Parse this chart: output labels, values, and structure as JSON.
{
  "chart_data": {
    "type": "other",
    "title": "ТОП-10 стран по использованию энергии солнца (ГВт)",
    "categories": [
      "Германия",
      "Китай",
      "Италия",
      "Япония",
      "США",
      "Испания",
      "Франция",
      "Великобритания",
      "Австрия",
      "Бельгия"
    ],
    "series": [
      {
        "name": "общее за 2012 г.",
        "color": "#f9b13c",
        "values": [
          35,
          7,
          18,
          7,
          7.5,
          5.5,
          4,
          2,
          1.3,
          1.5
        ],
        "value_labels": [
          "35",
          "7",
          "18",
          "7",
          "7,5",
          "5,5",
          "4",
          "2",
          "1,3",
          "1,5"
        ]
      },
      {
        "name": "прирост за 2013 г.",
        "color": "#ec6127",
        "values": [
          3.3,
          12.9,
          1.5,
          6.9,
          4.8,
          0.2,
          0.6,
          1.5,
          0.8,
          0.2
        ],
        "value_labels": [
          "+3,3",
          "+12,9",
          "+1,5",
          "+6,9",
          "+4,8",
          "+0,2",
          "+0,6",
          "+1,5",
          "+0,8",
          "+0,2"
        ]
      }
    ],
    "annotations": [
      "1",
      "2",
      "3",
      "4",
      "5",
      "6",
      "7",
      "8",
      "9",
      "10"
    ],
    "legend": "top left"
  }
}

****

All of the material above needs to be copied exactly.

Parse this chart: output labels, values, and structure as JSON.
{
  "chart_data": {
    "type": "other",
    "title": "ТОП-10 стран по использованию энергии солнца (ГВт)",
    "categories": [
      "Германия",
      "Китай",
      "Италия",
      "Япония",
      "США",
      "Испания",
      "Франция",
      "Великобритания",
      "Австрия",
      "Бельгия"
    ],
    "series": [
      {
        "name": "общее за 2012 г.",
        "color": "#f9b13c",
        "values": [
          35,
          7,
          18,
          7,
          7.5,
          5.5,
          4,
          2,
          1.3,
          1.5
        ],
        "value_labels": [
          "35",
          "7",
          "18",
          "7",
          "7,5",
          "5,5",
          "4",
          "2",
          "1,3",
          "1,5"
        ]
      },
      {
        "name": "прирост за 2013 г.",
        "color": "#ec6127",
        "values": [
          3.3,
          12.9,
          1.5,
          6.9,
          4.8,
          0.2,
          0.6,
          1.5,
          0.8,
          0.2
        ],
        "value_labels": [
          "+3,3",
          "+12,9",
          "+1,5",
          "+6,9",
          "+4,8",
          "+0,2",
          "+0,6",
          "+1,5",
          "+0,8",
          "+0,2"
        ]
      }
    ],
    "annotations": [
      "1",
      "2",
      "3",
      "4",
      "5",
      "6",
      "7",
      "8",
      "9",
      "10"
    ],
    "legend": "top left"
  }
}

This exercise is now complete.